BRIEF:
Please write out the material below exactly as given.

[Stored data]
=-=-=

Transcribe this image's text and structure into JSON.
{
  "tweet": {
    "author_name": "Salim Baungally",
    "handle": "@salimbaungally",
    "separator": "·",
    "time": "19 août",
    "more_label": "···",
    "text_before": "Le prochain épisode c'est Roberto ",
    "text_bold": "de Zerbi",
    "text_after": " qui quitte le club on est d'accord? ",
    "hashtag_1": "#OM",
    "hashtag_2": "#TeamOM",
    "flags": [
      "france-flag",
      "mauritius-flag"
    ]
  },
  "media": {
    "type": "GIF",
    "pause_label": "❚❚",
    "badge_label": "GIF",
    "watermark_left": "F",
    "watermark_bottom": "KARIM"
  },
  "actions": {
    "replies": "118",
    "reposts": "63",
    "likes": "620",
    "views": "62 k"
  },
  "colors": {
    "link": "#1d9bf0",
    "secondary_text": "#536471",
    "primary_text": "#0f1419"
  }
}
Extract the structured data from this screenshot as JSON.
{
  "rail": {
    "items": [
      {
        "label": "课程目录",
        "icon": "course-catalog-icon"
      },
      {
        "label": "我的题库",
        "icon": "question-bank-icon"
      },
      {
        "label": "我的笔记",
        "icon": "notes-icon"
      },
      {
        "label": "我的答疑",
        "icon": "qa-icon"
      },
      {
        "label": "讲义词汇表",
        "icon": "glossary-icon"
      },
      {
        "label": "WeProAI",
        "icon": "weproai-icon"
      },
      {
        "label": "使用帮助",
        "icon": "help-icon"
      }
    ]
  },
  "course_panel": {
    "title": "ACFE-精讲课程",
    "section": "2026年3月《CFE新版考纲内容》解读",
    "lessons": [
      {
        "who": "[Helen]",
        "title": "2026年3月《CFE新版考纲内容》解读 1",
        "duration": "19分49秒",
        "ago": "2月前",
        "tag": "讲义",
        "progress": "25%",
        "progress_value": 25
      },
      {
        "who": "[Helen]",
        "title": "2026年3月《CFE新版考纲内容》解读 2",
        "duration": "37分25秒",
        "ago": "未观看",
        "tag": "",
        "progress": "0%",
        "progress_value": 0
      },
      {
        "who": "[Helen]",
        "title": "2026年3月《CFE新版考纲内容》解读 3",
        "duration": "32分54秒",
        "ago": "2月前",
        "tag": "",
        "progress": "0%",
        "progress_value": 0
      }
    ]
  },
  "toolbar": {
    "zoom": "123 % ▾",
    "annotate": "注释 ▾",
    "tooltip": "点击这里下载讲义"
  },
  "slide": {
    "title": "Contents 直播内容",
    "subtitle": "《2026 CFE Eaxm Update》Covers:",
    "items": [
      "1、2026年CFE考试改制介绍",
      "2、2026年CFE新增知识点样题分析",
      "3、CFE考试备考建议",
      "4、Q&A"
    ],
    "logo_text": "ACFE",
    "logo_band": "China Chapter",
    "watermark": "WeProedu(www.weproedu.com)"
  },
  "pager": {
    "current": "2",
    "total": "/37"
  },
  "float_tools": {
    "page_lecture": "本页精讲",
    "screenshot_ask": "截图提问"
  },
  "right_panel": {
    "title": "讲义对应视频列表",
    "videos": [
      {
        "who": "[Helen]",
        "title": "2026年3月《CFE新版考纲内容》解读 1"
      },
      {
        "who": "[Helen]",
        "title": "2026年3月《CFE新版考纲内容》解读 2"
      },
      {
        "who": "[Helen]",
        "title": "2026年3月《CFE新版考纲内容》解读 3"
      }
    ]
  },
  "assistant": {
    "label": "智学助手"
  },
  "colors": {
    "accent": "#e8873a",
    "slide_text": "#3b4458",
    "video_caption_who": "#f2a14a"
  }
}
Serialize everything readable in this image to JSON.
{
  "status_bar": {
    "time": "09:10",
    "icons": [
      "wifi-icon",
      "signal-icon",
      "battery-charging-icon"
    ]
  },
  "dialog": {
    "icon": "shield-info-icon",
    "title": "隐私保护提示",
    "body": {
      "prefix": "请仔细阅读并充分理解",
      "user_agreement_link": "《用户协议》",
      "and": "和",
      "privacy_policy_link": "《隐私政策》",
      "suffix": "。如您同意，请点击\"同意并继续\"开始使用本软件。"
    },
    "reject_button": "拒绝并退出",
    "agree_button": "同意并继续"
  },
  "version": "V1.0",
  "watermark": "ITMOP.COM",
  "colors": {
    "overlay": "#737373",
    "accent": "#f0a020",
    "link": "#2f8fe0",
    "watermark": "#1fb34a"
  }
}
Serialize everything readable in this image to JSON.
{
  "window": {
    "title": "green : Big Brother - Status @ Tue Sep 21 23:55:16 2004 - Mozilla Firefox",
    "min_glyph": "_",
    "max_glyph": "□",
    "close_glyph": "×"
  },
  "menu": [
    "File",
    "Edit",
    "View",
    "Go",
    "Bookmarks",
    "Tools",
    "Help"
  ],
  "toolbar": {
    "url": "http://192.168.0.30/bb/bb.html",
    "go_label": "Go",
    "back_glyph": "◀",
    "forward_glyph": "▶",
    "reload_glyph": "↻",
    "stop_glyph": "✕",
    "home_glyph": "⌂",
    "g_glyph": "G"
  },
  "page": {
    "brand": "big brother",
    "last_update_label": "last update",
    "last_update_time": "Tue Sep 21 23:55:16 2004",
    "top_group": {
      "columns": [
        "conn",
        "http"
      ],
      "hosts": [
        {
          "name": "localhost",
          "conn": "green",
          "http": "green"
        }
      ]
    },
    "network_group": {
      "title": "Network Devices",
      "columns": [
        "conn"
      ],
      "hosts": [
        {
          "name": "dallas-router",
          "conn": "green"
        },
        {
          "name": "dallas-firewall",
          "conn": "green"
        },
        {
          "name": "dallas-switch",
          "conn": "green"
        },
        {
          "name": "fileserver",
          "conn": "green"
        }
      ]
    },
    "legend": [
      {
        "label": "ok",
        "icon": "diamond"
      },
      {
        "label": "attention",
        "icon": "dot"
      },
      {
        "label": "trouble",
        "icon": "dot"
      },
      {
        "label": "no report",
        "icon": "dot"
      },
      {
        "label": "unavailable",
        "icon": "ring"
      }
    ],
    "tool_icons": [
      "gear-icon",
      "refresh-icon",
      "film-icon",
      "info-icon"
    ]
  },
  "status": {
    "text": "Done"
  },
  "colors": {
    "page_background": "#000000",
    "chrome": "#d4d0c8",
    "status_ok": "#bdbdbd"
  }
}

=-=-=

SOLUTION BELOW:
Transcribe this image's text and structure into JSON.
{
  "tweet": {
    "author_name": "Salim Baungally",
    "handle": "@salimbaungally",
    "separator": "·",
    "time": "19 août",
    "more_label": "···",
    "text_before": "Le prochain épisode c'est Roberto ",
    "text_bold": "de Zerbi",
    "text_after": " qui quitte le club on est d'accord? ",
    "hashtag_1": "#OM",
    "hashtag_2": "#TeamOM",
    "flags": [
      "france-flag",
      "mauritius-flag"
    ]
  },
  "media": {
    "type": "GIF",
    "pause_label": "❚❚",
    "badge_label": "GIF",
    "watermark_left": "F",
    "watermark_bottom": "KARIM"
  },
  "actions": {
    "replies": "118",
    "reposts": "63",
    "likes": "620",
    "views": "62 k"
  },
  "colors": {
    "link": "#1d9bf0",
    "secondary_text": "#536471",
    "primary_text": "#0f1419"
  }
}
Extract the structured data from this screenshot as JSON.
{
  "rail": {
    "items": [
      {
        "label": "课程目录",
        "icon": "course-catalog-icon"
      },
      {
        "label": "我的题库",
        "icon": "question-bank-icon"
      },
      {
        "label": "我的笔记",
        "icon": "notes-icon"
      },
      {
        "label": "我的答疑",
        "icon": "qa-icon"
      },
      {
        "label": "讲义词汇表",
        "icon": "glossary-icon"
      },
      {
        "label": "WeProAI",
        "icon": "weproai-icon"
      },
      {
        "label": "使用帮助",
        "icon": "help-icon"
      }
    ]
  },
  "course_panel": {
    "title": "ACFE-精讲课程",
    "section": "2026年3月《CFE新版考纲内容》解读",
    "lessons": [
      {
        "who": "[Helen]",
        "title": "2026年3月《CFE新版考纲内容》解读 1",
        "duration": "19分49秒",
        "ago": "2月前",
        "tag": "讲义",
        "progress": "25%",
        "progress_value": 25
      },
      {
        "who": "[Helen]",
        "title": "2026年3月《CFE新版考纲内容》解读 2",
        "duration": "37分25秒",
        "ago": "未观看",
        "tag": "",
        "progress": "0%",
        "progress_value": 0
      },
      {
        "who": "[Helen]",
        "title": "2026年3月《CFE新版考纲内容》解读 3",
        "duration": "32分54秒",
        "ago": "2月前",
        "tag": "",
        "progress": "0%",
        "progress_value": 0
      }
    ]
  },
  "toolbar": {
    "zoom": "123 % ▾",
    "annotate": "注释 ▾",
    "tooltip": "点击这里下载讲义"
  },
  "slide": {
    "title": "Contents 直播内容",
    "subtitle": "《2026 CFE Eaxm Update》Covers:",
    "items": [
      "1、2026年CFE考试改制介绍",
      "2、2026年CFE新增知识点样题分析",
      "3、CFE考试备考建议",
      "4、Q&A"
    ],
    "logo_text": "ACFE",
    "logo_band": "China Chapter",
    "watermark": "WeProedu(www.weproedu.com)"
  },
  "pager": {
    "current": "2",
    "total": "/37"
  },
  "float_tools": {
    "page_lecture": "本页精讲",
    "screenshot_ask": "截图提问"
  },
  "right_panel": {
    "title": "讲义对应视频列表",
    "videos": [
      {
        "who": "[Helen]",
        "title": "2026年3月《CFE新版考纲内容》解读 1"
      },
      {
        "who": "[Helen]",
        "title": "2026年3月《CFE新版考纲内容》解读 2"
      },
      {
        "who": "[Helen]",
        "title": "2026年3月《CFE新版考纲内容》解读 3"
      }
    ]
  },
  "assistant": {
    "label": "智学助手"
  },
  "colors": {
    "accent": "#e8873a",
    "slide_text": "#3b4458",
    "video_caption_who": "#f2a14a"
  }
}
Serialize everything readable in this image to JSON.
{
  "status_bar": {
    "time": "09:10",
    "icons": [
      "wifi-icon",
      "signal-icon",
      "battery-charging-icon"
    ]
  },
  "dialog": {
    "icon": "shield-info-icon",
    "title": "隐私保护提示",
    "body": {
      "prefix": "请仔细阅读并充分理解",
      "user_agreement_link": "《用户协议》",
      "and": "和",
      "privacy_policy_link": "《隐私政策》",
      "suffix": "。如您同意，请点击\"同意并继续\"开始使用本软件。"
    },
    "reject_button": "拒绝并退出",
    "agree_button": "同意并继续"
  },
  "version": "V1.0",
  "watermark": "ITMOP.COM",
  "colors": {
    "overlay": "#737373",
    "accent": "#f0a020",
    "link": "#2f8fe0",
    "watermark": "#1fb34a"
  }
}
Serialize everything readable in this image to JSON.
{
  "window": {
    "title": "green : Big Brother - Status @ Tue Sep 21 23:55:16 2004 - Mozilla Firefox",
    "min_glyph": "_",
    "max_glyph": "□",
    "close_glyph": "×"
  },
  "menu": [
    "File",
    "Edit",
    "View",
    "Go",
    "Bookmarks",
    "Tools",
    "Help"
  ],
  "toolbar": {
    "url": "http://192.168.0.30/bb/bb.html",
    "go_label": "Go",
    "back_glyph": "◀",
    "forward_glyph": "▶",
    "reload_glyph": "↻",
    "stop_glyph": "✕",
    "home_glyph": "⌂",
    "g_glyph": "G"
  },
  "page": {
    "brand": "big brother",
    "last_update_label": "last update",
    "last_update_time": "Tue Sep 21 23:55:16 2004",
    "top_group": {
      "columns": [
        "conn",
        "http"
      ],
      "hosts": [
        {
          "name": "localhost",
          "conn": "green",
          "http": "green"
        }
      ]
    },
    "network_group": {
      "title": "Network Devices",
      "columns": [
        "conn"
      ],
      "hosts": [
        {
          "name": "dallas-router",
          "conn": "green"
        },
        {
          "name": "dallas-firewall",
          "conn": "green"
        },
        {
          "name": "dallas-switch",
          "conn": "green"
        },
        {
          "name": "fileserver",
          "conn": "green"
        }
      ]
    },
    "legend": [
      {
        "label": "ok",
        "icon": "diamond"
      },
      {
        "label": "attention",
        "icon": "dot"
      },
      {
        "label": "trouble",
        "icon": "dot"
      },
      {
        "label": "no report",
        "icon": "dot"
      },
      {
        "label": "unavailable",
        "icon": "ring"
      }
    ],
    "tool_icons": [
      "gear-icon",
      "refresh-icon",
      "film-icon",
      "info-icon"
    ]
  },
  "status": {
    "text": "Done"
  },
  "colors": {
    "page_background": "#000000",
    "chrome": "#d4d0c8",
    "status_ok": "#bdbdbd"
  }
}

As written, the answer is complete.